-- START OF Records for the task --

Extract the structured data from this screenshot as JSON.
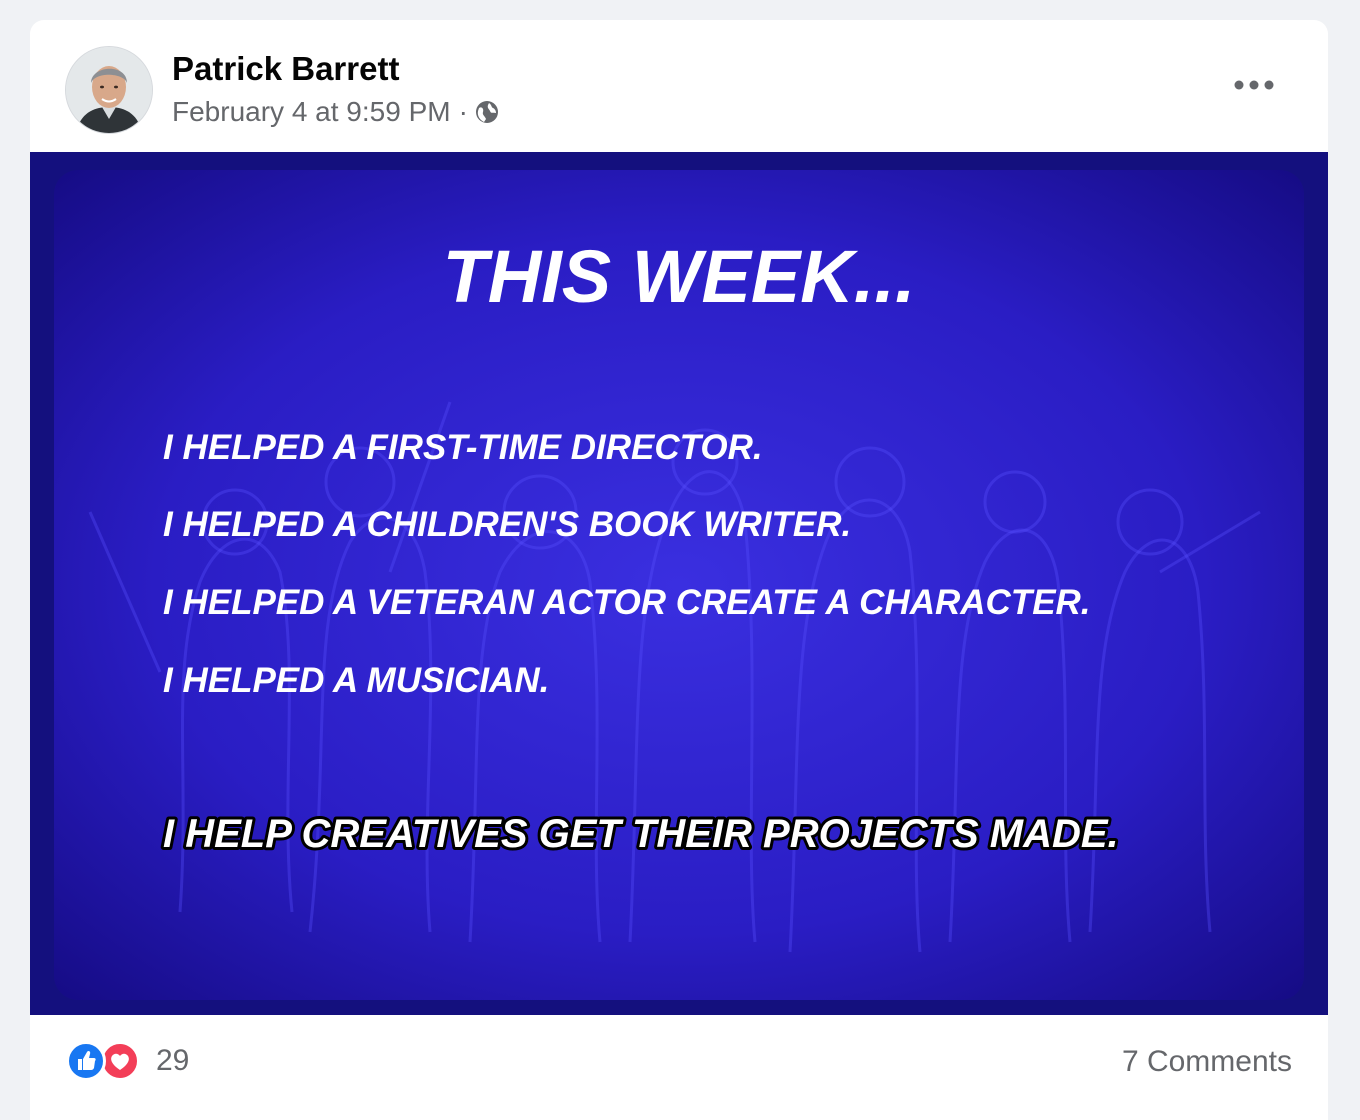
{
  "post": {
    "author": "Patrick Barrett",
    "timestamp": "February 4 at 9:59 PM",
    "separator": "·",
    "audience_icon": "globe-icon",
    "menu_icon": "more-options-icon"
  },
  "image": {
    "heading": "THIS WEEK...",
    "lines": [
      "I HELPED A FIRST-TIME DIRECTOR.",
      "I HELPED A CHILDREN'S BOOK WRITER.",
      "I HELPED A VETERAN ACTOR CREATE A CHARACTER.",
      "I HELPED A MUSICIAN."
    ],
    "tagline": "I HELP CREATIVES GET THEIR PROJECTS MADE.",
    "background_color": "#1a0fa3",
    "text_color": "#ffffff"
  },
  "footer": {
    "reactions": [
      "like-icon",
      "love-icon"
    ],
    "reaction_count": "29",
    "comments": "7 Comments"
  },
  "colors": {
    "page_bg": "#f0f2f5",
    "secondary_text": "#65676b",
    "like_blue": "#1877f2",
    "love_red": "#f33e58"
  }
}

-- END OF Records for the task --

Task goal = Leave out the pictures and copy everything else in the records word for word.

The answer =
Extract the structured data from this screenshot as JSON.
{
  "post": {
    "author": "Patrick Barrett",
    "timestamp": "February 4 at 9:59 PM",
    "separator": "·",
    "audience_icon": "globe-icon",
    "menu_icon": "more-options-icon"
  },
  "image": {
    "heading": "THIS WEEK...",
    "lines": [
      "I HELPED A FIRST-TIME DIRECTOR.",
      "I HELPED A CHILDREN'S BOOK WRITER.",
      "I HELPED A VETERAN ACTOR CREATE A CHARACTER.",
      "I HELPED A MUSICIAN."
    ],
    "tagline": "I HELP CREATIVES GET THEIR PROJECTS MADE.",
    "background_color": "#1a0fa3",
    "text_color": "#ffffff"
  },
  "footer": {
    "reactions": [
      "like-icon",
      "love-icon"
    ],
    "reaction_count": "29",
    "comments": "7 Comments"
  },
  "colors": {
    "page_bg": "#f0f2f5",
    "secondary_text": "#65676b",
    "like_blue": "#1877f2",
    "love_red": "#f33e58"
  }
}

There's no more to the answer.